* The request
Extract every line from the start of the records through the line containing "libraries-icon <box>38 229 68 255</box>", inclusive, and reproduce each one verbatim.

Dataset entries
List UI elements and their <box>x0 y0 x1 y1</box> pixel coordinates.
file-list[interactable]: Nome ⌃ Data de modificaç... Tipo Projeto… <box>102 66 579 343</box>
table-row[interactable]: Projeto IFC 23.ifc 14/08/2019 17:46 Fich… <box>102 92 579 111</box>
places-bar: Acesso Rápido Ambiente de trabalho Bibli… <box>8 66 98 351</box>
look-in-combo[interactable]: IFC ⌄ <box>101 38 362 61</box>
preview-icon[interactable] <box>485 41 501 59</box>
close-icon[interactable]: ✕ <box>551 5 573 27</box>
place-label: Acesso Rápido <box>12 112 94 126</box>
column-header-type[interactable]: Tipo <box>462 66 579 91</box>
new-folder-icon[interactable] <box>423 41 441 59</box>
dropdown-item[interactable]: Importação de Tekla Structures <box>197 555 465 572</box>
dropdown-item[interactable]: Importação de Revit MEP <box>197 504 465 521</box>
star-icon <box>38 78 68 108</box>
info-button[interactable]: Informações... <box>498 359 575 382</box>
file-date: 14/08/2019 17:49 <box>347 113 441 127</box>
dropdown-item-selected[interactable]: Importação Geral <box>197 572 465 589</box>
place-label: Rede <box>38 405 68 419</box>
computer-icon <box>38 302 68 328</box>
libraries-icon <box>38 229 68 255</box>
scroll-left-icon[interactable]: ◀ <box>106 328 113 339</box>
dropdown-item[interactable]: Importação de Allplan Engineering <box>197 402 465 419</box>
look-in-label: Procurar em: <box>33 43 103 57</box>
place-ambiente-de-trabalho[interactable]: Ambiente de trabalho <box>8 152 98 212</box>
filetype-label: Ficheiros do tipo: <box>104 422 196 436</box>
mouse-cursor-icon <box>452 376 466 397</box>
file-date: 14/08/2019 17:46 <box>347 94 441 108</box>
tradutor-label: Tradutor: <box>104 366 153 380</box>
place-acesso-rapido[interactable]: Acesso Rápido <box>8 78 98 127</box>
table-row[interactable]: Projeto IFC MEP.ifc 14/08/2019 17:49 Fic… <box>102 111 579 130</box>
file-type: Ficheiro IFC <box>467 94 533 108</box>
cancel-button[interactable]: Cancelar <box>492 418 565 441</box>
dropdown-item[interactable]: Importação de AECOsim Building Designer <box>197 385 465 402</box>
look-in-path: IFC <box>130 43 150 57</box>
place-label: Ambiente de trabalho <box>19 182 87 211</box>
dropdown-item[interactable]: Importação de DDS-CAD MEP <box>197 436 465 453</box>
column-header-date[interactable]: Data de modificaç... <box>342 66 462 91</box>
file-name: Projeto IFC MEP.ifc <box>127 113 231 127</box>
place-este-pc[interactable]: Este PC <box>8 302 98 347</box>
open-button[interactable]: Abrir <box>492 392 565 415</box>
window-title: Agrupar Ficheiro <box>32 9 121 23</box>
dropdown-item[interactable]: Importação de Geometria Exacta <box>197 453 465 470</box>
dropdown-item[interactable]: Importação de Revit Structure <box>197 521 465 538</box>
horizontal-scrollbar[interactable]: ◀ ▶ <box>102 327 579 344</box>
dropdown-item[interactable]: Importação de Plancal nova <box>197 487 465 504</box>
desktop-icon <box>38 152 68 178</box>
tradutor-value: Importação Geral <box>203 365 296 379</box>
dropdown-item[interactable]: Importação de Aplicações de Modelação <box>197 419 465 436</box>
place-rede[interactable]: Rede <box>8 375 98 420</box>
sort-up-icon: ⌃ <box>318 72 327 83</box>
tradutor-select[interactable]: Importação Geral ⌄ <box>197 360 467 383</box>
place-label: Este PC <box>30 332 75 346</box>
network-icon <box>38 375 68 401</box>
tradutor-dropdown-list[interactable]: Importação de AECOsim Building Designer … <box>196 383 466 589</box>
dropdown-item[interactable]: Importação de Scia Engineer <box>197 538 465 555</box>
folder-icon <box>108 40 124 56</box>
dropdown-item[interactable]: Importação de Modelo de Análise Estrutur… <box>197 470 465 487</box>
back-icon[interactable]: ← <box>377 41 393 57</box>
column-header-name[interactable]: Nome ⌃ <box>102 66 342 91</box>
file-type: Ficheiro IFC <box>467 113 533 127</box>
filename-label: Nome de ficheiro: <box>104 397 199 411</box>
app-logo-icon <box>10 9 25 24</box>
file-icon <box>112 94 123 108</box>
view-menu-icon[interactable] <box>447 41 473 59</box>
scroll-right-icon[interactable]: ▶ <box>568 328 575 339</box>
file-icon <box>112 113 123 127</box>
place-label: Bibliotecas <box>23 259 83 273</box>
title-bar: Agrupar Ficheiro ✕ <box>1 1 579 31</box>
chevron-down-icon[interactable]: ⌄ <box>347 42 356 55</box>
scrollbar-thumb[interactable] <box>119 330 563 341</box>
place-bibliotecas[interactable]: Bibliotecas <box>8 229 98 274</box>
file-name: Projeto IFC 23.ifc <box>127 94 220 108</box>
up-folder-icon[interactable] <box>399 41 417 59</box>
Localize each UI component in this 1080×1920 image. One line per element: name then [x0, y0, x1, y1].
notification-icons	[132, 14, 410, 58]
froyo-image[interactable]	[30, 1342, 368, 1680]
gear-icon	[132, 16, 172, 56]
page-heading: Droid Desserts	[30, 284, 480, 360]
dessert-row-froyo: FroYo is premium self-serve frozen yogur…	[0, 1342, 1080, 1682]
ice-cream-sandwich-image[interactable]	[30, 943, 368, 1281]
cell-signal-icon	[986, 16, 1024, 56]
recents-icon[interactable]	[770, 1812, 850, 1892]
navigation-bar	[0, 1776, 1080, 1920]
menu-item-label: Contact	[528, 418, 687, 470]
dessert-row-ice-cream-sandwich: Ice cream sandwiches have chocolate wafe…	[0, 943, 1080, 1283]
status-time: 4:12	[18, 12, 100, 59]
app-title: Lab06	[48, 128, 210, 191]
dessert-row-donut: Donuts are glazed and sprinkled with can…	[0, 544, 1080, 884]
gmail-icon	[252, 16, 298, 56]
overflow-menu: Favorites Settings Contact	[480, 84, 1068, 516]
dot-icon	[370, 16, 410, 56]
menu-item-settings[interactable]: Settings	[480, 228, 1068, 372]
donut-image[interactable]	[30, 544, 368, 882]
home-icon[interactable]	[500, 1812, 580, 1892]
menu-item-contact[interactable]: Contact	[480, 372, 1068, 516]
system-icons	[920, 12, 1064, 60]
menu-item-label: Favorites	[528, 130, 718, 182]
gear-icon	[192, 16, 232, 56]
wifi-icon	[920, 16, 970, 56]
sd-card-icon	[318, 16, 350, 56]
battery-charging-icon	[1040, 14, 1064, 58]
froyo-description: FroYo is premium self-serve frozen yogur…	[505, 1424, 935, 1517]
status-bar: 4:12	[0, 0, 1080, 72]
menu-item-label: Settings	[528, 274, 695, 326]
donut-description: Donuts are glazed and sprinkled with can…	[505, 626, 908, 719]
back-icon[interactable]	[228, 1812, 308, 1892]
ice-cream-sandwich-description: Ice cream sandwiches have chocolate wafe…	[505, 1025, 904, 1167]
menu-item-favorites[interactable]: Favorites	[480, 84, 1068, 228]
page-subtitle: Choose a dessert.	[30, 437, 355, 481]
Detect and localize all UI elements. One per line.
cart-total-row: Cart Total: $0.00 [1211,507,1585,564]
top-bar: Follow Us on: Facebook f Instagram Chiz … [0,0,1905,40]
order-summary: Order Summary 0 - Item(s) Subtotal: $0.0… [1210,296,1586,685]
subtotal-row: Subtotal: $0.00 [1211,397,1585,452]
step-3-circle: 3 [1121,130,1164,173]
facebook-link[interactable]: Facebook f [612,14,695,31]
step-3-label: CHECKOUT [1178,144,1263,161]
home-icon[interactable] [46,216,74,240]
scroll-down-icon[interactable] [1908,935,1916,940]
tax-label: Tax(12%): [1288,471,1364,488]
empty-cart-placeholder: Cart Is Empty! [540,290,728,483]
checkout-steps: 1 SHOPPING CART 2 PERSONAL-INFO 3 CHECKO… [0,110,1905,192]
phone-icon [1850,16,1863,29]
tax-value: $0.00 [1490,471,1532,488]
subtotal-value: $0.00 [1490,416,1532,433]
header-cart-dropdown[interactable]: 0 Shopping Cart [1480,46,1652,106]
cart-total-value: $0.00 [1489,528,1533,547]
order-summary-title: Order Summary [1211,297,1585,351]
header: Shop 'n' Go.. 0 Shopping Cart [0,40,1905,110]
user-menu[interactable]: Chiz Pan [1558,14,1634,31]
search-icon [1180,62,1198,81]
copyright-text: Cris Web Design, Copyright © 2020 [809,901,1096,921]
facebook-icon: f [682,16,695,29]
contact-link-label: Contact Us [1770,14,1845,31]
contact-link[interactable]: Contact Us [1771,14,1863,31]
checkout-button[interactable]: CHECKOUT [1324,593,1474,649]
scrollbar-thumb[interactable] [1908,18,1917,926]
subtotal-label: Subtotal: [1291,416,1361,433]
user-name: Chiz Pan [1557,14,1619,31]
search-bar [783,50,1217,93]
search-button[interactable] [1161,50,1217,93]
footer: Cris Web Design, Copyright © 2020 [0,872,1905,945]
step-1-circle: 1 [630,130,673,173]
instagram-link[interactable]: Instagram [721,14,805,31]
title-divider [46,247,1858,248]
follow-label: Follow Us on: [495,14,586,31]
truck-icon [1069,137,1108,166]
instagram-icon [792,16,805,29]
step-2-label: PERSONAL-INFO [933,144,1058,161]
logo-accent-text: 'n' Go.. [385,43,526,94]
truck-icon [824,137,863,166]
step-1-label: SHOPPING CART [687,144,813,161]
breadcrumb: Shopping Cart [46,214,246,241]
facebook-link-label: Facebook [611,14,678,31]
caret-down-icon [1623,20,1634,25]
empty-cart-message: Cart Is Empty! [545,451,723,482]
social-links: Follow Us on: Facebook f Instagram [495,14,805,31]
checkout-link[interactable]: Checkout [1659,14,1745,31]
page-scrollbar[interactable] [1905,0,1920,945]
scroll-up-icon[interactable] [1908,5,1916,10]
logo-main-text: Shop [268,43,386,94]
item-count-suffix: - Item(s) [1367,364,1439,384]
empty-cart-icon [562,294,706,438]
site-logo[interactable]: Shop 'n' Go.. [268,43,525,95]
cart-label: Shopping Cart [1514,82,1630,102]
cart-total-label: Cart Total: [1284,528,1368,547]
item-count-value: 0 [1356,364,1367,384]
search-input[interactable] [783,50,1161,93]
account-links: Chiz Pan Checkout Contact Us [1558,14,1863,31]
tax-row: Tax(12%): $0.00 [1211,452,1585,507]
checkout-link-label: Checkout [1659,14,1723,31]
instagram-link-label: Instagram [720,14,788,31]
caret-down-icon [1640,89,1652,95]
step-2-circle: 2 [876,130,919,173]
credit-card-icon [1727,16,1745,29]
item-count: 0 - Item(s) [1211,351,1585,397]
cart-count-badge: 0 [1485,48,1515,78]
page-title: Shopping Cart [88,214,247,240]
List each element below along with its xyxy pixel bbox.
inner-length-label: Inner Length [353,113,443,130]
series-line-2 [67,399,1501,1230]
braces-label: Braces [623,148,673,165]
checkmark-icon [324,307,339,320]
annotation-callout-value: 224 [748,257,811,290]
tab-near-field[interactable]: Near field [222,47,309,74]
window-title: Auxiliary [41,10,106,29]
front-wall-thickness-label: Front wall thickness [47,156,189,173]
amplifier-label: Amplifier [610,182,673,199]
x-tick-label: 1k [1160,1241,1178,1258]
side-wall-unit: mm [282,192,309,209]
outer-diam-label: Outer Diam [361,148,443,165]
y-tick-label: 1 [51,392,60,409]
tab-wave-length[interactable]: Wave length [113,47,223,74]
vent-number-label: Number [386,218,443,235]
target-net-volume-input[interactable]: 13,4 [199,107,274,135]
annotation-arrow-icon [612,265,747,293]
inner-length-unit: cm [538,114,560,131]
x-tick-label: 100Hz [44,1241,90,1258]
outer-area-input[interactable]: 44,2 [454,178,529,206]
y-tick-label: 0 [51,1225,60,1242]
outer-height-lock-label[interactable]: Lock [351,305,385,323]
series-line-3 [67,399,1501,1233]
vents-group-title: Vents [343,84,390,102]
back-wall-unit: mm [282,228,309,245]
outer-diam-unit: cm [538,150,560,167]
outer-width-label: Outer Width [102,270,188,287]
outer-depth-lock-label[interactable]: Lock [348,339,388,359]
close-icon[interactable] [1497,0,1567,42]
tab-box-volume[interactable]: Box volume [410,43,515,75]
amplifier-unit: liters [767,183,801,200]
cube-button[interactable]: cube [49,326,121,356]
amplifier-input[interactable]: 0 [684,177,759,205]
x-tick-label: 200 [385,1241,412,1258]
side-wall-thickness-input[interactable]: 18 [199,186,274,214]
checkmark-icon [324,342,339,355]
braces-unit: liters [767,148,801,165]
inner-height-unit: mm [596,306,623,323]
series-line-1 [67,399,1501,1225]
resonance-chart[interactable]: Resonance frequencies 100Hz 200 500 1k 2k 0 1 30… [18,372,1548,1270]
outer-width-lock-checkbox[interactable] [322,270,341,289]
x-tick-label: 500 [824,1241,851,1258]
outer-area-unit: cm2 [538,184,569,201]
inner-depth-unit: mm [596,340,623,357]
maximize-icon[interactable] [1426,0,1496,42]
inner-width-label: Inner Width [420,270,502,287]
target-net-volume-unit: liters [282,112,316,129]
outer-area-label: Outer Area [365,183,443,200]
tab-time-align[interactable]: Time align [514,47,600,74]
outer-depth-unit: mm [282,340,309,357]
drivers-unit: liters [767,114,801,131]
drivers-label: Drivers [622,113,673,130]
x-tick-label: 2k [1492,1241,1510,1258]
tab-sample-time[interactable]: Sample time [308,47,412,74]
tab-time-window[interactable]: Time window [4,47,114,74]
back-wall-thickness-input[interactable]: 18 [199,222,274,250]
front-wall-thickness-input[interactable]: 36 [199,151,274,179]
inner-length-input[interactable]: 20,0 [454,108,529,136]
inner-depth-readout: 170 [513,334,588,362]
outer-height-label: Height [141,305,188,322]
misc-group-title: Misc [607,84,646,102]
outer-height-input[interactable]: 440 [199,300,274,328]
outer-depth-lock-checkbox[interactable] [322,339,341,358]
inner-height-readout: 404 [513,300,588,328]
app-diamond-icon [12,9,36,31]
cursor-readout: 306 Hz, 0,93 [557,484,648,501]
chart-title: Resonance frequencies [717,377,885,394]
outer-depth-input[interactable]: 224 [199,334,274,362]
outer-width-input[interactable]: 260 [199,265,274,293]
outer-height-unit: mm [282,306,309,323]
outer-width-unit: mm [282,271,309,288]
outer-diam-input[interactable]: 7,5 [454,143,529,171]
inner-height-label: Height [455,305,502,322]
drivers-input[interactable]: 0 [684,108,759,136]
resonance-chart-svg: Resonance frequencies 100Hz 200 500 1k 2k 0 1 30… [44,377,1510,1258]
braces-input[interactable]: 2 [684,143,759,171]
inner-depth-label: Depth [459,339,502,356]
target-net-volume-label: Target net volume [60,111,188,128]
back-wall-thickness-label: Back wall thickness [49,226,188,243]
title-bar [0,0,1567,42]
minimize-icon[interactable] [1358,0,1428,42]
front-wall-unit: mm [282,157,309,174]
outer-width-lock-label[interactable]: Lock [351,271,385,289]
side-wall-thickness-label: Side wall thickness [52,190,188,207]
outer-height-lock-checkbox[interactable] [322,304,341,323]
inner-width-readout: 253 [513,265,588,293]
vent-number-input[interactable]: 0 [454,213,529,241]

* Complete response
List UI elements and their <box>x0 y0 x1 y1</box> pixel coordinates.
file-list[interactable]: Nome ⌃ Data de modificaç... Tipo Projeto… <box>102 66 579 343</box>
table-row[interactable]: Projeto IFC 23.ifc 14/08/2019 17:46 Fich… <box>102 92 579 111</box>
places-bar: Acesso Rápido Ambiente de trabalho Bibli… <box>8 66 98 351</box>
look-in-combo[interactable]: IFC ⌄ <box>101 38 362 61</box>
preview-icon[interactable] <box>485 41 501 59</box>
close-icon[interactable]: ✕ <box>551 5 573 27</box>
place-label: Acesso Rápido <box>12 112 94 126</box>
column-header-type[interactable]: Tipo <box>462 66 579 91</box>
new-folder-icon[interactable] <box>423 41 441 59</box>
dropdown-item[interactable]: Importação de Tekla Structures <box>197 555 465 572</box>
dropdown-item[interactable]: Importação de Revit MEP <box>197 504 465 521</box>
star-icon <box>38 78 68 108</box>
info-button[interactable]: Informações... <box>498 359 575 382</box>
file-date: 14/08/2019 17:49 <box>347 113 441 127</box>
dropdown-item-selected[interactable]: Importação Geral <box>197 572 465 589</box>
place-label: Rede <box>38 405 68 419</box>
computer-icon <box>38 302 68 328</box>
libraries-icon <box>38 229 68 255</box>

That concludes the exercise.